### WHAT YOU NEED TO DO
Copy the records below exactly as they are written.

— start of LISTED RECORDS —

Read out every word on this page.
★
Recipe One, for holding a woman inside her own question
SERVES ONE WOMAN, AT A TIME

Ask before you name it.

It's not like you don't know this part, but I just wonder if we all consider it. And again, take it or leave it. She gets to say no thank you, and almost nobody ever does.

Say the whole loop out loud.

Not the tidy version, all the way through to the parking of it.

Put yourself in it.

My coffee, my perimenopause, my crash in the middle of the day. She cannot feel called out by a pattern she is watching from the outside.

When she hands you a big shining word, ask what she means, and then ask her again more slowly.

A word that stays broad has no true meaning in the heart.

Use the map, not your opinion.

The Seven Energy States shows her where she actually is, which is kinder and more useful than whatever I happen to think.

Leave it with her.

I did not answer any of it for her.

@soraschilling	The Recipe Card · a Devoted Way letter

— end of LISTED RECORDS —

### SOLUTION TO THIS EXERCISE
Read out every word on this page.
★
Recipe One, for holding a woman inside her own question
SERVES ONE WOMAN, AT A TIME

Ask before you name it.

It's not like you don't know this part, but I just wonder if we all consider it. And again, take it or leave it. She gets to say no thank you, and almost nobody ever does.

Say the whole loop out loud.

Not the tidy version, all the way through to the parking of it.

Put yourself in it.

My coffee, my perimenopause, my crash in the middle of the day. She cannot feel called out by a pattern she is watching from the outside.

When she hands you a big shining word, ask what she means, and then ask her again more slowly.

A word that stays broad has no true meaning in the heart.

Use the map, not your opinion.

The Seven Energy States shows her where she actually is, which is kinder and more useful than whatever I happen to think.

Leave it with her.

I did not answer any of it for her.

@soraschilling	The Recipe Card · a Devoted Way letter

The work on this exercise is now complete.